**What the exercise asks**
Count the lines in the records below that contain the string "internal", and give only that number.

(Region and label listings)
----

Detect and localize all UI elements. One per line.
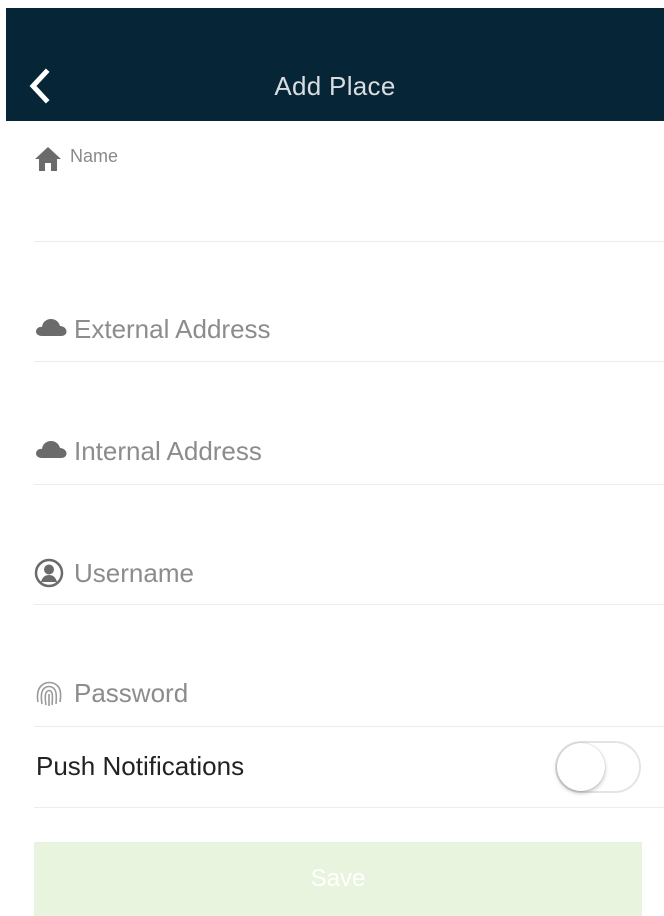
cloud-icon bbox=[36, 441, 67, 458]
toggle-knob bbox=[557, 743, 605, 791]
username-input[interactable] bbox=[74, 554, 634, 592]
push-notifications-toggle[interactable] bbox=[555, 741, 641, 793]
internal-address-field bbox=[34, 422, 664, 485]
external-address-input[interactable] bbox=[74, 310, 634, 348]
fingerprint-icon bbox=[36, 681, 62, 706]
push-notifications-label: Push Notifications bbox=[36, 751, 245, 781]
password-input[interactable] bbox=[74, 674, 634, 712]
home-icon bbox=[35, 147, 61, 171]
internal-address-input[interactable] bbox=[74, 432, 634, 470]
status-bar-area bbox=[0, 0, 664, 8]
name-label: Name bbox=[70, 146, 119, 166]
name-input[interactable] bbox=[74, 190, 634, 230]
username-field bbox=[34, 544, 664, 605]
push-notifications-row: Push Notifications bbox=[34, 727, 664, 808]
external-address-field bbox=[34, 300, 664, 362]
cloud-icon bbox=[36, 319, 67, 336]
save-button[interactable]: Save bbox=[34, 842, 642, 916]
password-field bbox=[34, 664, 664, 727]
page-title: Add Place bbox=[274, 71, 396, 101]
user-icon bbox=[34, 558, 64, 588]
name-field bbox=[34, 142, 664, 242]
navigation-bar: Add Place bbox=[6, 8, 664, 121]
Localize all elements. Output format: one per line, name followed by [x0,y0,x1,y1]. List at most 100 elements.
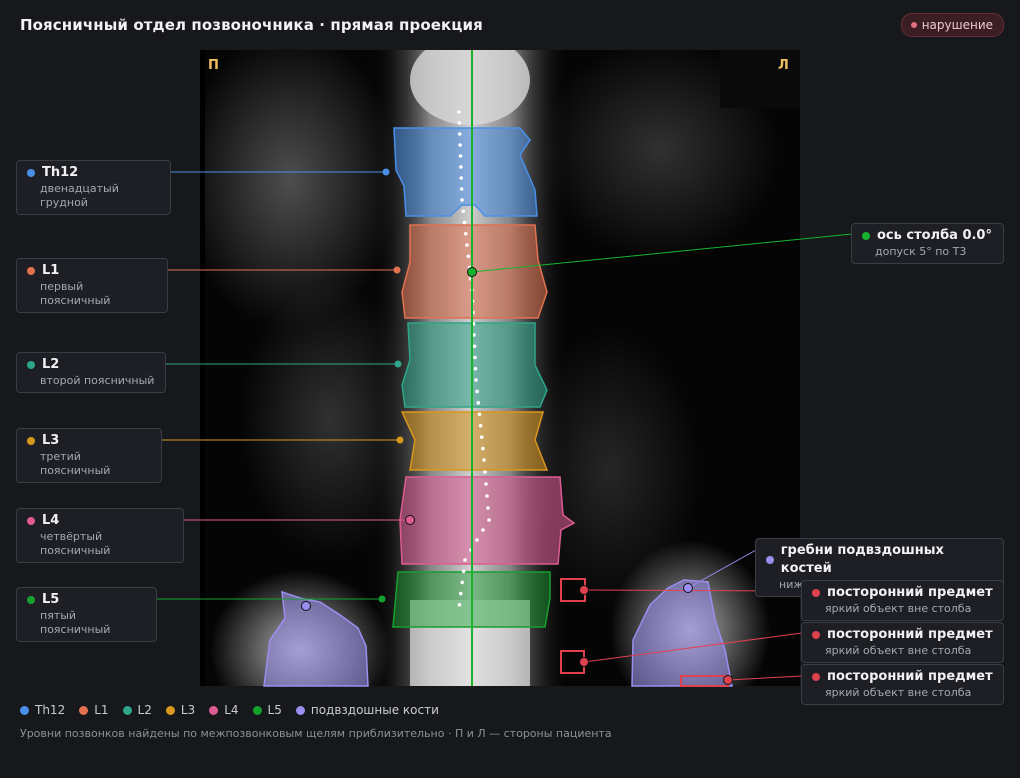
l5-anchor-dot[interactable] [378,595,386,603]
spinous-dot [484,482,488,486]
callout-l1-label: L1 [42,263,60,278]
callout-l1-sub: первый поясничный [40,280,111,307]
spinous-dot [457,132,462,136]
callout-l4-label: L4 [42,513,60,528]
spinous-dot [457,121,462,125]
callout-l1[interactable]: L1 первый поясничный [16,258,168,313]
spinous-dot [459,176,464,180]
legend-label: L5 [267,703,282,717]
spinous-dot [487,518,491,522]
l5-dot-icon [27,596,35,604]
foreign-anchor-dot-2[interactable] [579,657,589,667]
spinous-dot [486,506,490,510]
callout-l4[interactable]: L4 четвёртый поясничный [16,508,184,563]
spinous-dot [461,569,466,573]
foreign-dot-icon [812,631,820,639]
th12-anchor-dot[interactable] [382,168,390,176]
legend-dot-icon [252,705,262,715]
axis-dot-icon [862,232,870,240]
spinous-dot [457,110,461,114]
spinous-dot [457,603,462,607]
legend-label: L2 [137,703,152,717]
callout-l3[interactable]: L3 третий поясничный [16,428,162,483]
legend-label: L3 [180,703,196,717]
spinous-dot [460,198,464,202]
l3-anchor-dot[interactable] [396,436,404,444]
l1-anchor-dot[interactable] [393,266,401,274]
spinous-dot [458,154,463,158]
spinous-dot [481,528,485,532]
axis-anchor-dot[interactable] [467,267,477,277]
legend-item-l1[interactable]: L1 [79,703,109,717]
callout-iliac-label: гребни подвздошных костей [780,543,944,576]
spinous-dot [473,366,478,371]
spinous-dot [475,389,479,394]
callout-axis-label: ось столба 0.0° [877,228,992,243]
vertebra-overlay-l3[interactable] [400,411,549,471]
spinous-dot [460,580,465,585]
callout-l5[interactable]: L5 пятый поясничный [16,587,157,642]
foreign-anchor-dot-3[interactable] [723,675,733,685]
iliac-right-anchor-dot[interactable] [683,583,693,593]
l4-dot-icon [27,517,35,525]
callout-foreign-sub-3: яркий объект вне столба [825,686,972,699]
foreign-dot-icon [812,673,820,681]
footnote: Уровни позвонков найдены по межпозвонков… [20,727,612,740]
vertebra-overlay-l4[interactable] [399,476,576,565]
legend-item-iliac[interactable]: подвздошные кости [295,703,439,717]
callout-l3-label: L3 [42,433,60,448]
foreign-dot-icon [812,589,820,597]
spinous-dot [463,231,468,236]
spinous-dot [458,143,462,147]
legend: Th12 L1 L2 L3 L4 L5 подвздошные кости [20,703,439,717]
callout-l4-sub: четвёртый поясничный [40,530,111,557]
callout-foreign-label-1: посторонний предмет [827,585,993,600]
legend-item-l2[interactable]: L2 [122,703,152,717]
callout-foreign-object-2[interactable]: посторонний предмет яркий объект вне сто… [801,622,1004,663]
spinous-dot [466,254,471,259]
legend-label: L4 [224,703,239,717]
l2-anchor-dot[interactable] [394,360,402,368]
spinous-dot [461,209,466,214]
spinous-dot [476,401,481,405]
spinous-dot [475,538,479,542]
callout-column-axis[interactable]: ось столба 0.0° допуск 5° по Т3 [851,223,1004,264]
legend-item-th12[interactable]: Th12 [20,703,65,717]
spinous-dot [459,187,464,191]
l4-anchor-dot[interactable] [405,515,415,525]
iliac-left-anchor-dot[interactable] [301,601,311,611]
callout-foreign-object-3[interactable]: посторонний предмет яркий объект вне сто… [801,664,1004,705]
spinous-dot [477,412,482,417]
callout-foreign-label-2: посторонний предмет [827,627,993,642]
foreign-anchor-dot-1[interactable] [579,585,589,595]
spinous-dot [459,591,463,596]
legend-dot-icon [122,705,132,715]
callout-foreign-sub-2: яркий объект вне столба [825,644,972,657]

----

**Finished answer**
2